--- TASK TO COMPLETE ---
Return every line of the items below, unchanged.

Data lines:
_ _ _ _ _ _ _
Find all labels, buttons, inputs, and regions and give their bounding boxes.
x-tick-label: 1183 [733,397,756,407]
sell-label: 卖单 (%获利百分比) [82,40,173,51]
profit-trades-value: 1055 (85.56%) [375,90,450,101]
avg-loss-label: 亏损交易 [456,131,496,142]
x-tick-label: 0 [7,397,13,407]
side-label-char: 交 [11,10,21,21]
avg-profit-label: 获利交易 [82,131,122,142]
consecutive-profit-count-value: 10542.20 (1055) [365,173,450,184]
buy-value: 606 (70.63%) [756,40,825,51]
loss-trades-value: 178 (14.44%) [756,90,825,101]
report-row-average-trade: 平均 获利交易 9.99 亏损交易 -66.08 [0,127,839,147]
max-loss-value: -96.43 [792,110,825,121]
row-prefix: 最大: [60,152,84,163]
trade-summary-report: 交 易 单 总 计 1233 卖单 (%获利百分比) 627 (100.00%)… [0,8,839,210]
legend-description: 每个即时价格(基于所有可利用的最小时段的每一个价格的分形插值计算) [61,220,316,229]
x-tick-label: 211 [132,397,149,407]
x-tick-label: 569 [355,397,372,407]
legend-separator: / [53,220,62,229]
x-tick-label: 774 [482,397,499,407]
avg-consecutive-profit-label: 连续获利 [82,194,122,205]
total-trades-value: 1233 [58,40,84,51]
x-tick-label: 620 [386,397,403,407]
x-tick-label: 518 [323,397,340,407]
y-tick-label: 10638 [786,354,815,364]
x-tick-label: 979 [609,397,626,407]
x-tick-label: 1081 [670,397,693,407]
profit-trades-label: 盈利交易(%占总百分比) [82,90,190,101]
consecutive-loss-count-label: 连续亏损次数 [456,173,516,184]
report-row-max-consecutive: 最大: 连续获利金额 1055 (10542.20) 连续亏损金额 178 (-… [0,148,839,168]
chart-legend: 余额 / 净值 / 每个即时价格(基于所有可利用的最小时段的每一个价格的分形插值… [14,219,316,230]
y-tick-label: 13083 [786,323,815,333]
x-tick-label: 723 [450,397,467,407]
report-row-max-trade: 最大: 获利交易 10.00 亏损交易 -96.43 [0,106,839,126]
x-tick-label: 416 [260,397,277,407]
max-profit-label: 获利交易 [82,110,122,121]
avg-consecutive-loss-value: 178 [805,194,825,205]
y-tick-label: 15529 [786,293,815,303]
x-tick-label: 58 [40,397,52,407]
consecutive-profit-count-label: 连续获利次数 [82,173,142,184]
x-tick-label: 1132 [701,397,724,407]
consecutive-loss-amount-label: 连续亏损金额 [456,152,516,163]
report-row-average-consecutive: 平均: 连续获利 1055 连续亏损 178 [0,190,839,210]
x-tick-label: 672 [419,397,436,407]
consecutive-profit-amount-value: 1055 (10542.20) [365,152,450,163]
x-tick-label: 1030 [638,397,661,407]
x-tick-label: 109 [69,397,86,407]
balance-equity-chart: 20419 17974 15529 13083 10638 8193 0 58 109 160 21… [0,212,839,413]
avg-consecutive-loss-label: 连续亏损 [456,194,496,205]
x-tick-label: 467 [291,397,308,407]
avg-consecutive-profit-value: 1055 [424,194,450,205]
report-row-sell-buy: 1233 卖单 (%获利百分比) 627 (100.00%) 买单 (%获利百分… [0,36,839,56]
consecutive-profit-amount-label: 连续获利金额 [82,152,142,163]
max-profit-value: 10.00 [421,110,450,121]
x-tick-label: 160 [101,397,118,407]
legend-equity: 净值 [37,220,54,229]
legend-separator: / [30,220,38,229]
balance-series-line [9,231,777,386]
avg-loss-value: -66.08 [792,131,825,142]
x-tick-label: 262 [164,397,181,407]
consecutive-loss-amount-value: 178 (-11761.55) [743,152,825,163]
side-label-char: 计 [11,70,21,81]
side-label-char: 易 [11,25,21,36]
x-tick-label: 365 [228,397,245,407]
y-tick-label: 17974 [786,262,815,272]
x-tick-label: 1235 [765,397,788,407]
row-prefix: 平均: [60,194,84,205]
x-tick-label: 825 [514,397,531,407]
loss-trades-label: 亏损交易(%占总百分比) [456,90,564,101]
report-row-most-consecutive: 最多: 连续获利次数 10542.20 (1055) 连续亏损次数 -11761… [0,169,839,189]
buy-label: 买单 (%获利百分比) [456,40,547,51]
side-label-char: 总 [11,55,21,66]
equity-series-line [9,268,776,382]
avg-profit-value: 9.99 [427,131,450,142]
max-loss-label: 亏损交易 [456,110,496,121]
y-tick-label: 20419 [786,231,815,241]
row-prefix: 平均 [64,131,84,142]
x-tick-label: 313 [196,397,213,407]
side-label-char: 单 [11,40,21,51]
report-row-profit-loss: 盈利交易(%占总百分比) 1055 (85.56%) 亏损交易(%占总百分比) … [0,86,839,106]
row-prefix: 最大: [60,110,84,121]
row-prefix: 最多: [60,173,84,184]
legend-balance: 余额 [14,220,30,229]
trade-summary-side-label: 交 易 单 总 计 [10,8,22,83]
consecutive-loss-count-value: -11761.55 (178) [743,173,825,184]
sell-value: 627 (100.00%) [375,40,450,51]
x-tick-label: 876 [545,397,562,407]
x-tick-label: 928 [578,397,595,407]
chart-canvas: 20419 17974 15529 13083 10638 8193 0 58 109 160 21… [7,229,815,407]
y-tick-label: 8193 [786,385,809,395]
_ _ _ _ _ _ _
--- TASK OUTPUT ---
Find all labels, buttons, inputs, and regions and give their bounding boxes.
x-tick-label: 1183 [733,397,756,407]
sell-label: 卖单 (%获利百分比) [82,40,173,51]
profit-trades-value: 1055 (85.56%) [375,90,450,101]
avg-loss-label: 亏损交易 [456,131,496,142]
x-tick-label: 0 [7,397,13,407]
side-label-char: 交 [11,10,21,21]
avg-profit-label: 获利交易 [82,131,122,142]
consecutive-profit-count-value: 10542.20 (1055) [365,173,450,184]
buy-value: 606 (70.63%) [756,40,825,51]
loss-trades-value: 178 (14.44%) [756,90,825,101]
report-row-average-trade: 平均 获利交易 9.99 亏损交易 -66.08 [0,127,839,147]
max-loss-value: -96.43 [792,110,825,121]
row-prefix: 最大: [60,152,84,163]
trade-summary-report: 交 易 单 总 计 1233 卖单 (%获利百分比) 627 (100.00%)… [0,8,839,210]
legend-description: 每个即时价格(基于所有可利用的最小时段的每一个价格的分形插值计算) [61,220,316,229]
x-tick-label: 211 [132,397,149,407]
x-tick-label: 569 [355,397,372,407]
legend-separator: / [53,220,62,229]
x-tick-label: 774 [482,397,499,407]
avg-consecutive-profit-label: 连续获利 [82,194,122,205]
total-trades-value: 1233 [58,40,84,51]
x-tick-label: 620 [386,397,403,407]
x-tick-label: 518 [323,397,340,407]
y-tick-label: 10638 [786,354,815,364]
x-tick-label: 979 [609,397,626,407]
x-tick-label: 1081 [670,397,693,407]
profit-trades-label: 盈利交易(%占总百分比) [82,90,190,101]
consecutive-loss-count-label: 连续亏损次数 [456,173,516,184]
report-row-max-consecutive: 最大: 连续获利金额 1055 (10542.20) 连续亏损金额 178 (-… [0,148,839,168]
chart-legend: 余额 / 净值 / 每个即时价格(基于所有可利用的最小时段的每一个价格的分形插值… [14,219,316,230]
y-tick-label: 13083 [786,323,815,333]
x-tick-label: 723 [450,397,467,407]
report-row-max-trade: 最大: 获利交易 10.00 亏损交易 -96.43 [0,106,839,126]
x-tick-label: 416 [260,397,277,407]
max-profit-label: 获利交易 [82,110,122,121]
avg-consecutive-loss-value: 178 [805,194,825,205]
y-tick-label: 15529 [786,293,815,303]
x-tick-label: 58 [40,397,52,407]
consecutive-profit-count-label: 连续获利次数 [82,173,142,184]
x-tick-label: 1132 [701,397,724,407]
consecutive-loss-amount-label: 连续亏损金额 [456,152,516,163]
report-row-average-consecutive: 平均: 连续获利 1055 连续亏损 178 [0,190,839,210]
x-tick-label: 672 [419,397,436,407]
consecutive-profit-amount-value: 1055 (10542.20) [365,152,450,163]
x-tick-label: 1030 [638,397,661,407]
x-tick-label: 109 [69,397,86,407]
balance-equity-chart: 20419 17974 15529 13083 10638 8193 0 58 109 160 21… [0,212,839,413]
avg-consecutive-loss-label: 连续亏损 [456,194,496,205]
x-tick-label: 467 [291,397,308,407]
avg-consecutive-profit-value: 1055 [424,194,450,205]
report-row-sell-buy: 1233 卖单 (%获利百分比) 627 (100.00%) 买单 (%获利百分… [0,36,839,56]
consecutive-profit-amount-label: 连续获利金额 [82,152,142,163]
max-profit-value: 10.00 [421,110,450,121]
x-tick-label: 160 [101,397,118,407]
legend-equity: 净值 [37,220,54,229]
legend-separator: / [30,220,38,229]
balance-series-line [9,231,777,386]
avg-loss-value: -66.08 [792,131,825,142]
x-tick-label: 262 [164,397,181,407]
consecutive-loss-amount-value: 178 (-11761.55) [743,152,825,163]
side-label-char: 计 [11,70,21,81]
side-label-char: 易 [11,25,21,36]
x-tick-label: 365 [228,397,245,407]
y-tick-label: 17974 [786,262,815,272]
x-tick-label: 1235 [765,397,788,407]
row-prefix: 平均: [60,194,84,205]
x-tick-label: 825 [514,397,531,407]
loss-trades-label: 亏损交易(%占总百分比) [456,90,564,101]
report-row-most-consecutive: 最多: 连续获利次数 10542.20 (1055) 连续亏损次数 -11761… [0,169,839,189]
buy-label: 买单 (%获利百分比) [456,40,547,51]
side-label-char: 总 [11,55,21,66]
equity-series-line [9,268,776,382]
avg-profit-value: 9.99 [427,131,450,142]
max-loss-label: 亏损交易 [456,110,496,121]
y-tick-label: 20419 [786,231,815,241]
row-prefix: 平均 [64,131,84,142]
x-tick-label: 313 [196,397,213,407]
side-label-char: 单 [11,40,21,51]
report-row-profit-loss: 盈利交易(%占总百分比) 1055 (85.56%) 亏损交易(%占总百分比) … [0,86,839,106]
row-prefix: 最大: [60,110,84,121]
row-prefix: 最多: [60,173,84,184]
legend-balance: 余额 [14,220,30,229]
trade-summary-side-label: 交 易 单 总 计 [10,8,22,83]
consecutive-loss-count-value: -11761.55 (178) [743,173,825,184]
sell-value: 627 (100.00%) [375,40,450,51]
x-tick-label: 876 [545,397,562,407]
x-tick-label: 928 [578,397,595,407]
chart-canvas: 20419 17974 15529 13083 10638 8193 0 58 109 160 21… [7,229,815,407]
y-tick-label: 8193 [786,385,809,395]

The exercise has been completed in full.